PROVIDED ENTRIES:
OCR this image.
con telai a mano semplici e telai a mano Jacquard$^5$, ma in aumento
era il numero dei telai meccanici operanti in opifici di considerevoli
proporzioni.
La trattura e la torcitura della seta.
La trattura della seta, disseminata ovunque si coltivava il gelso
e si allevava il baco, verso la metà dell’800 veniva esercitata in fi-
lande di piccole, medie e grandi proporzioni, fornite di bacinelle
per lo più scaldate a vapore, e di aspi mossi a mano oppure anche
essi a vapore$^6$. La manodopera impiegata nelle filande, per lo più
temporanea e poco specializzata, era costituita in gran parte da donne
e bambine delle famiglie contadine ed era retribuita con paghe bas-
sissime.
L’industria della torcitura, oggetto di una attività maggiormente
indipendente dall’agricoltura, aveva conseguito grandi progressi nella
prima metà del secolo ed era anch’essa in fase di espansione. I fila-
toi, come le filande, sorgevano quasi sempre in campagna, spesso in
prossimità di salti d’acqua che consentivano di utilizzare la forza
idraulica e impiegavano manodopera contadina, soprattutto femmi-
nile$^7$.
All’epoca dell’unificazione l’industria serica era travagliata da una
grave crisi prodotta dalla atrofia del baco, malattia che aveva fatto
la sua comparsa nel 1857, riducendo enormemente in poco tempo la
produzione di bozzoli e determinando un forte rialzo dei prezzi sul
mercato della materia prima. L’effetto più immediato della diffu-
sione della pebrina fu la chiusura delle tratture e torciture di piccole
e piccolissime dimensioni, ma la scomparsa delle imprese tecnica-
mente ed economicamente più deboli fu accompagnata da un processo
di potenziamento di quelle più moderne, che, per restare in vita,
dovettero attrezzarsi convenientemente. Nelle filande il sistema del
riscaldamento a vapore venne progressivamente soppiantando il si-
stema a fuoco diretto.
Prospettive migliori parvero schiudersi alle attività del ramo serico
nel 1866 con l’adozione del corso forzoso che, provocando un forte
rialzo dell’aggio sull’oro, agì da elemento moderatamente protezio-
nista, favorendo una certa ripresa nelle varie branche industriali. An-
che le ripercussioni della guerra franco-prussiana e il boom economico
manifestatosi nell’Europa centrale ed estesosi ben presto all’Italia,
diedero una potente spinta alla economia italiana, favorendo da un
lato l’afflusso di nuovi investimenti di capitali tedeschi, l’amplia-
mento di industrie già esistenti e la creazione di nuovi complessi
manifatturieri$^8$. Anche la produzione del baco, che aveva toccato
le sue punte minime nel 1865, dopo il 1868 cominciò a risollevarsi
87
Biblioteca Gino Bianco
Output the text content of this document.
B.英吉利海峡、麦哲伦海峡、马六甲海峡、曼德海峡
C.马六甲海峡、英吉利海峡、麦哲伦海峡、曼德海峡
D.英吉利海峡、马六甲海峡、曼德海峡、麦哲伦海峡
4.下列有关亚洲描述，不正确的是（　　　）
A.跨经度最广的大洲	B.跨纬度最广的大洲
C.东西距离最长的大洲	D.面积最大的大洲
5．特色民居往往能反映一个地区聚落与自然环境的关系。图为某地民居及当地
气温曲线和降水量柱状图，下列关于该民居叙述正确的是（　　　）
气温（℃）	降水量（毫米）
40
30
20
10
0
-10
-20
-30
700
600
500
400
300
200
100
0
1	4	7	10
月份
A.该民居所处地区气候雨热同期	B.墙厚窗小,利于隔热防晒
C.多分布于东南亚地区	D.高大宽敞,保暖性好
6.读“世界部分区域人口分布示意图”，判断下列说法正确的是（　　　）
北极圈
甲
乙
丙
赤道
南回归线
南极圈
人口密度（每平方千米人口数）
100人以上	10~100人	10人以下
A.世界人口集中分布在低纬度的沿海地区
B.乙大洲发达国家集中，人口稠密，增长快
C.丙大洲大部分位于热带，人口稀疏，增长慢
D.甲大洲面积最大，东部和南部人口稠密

SHORT PROBLEM: Report how many lines of the preceding records include "favorendo". Output the number only.

OUTPUT OF THE TASK: 2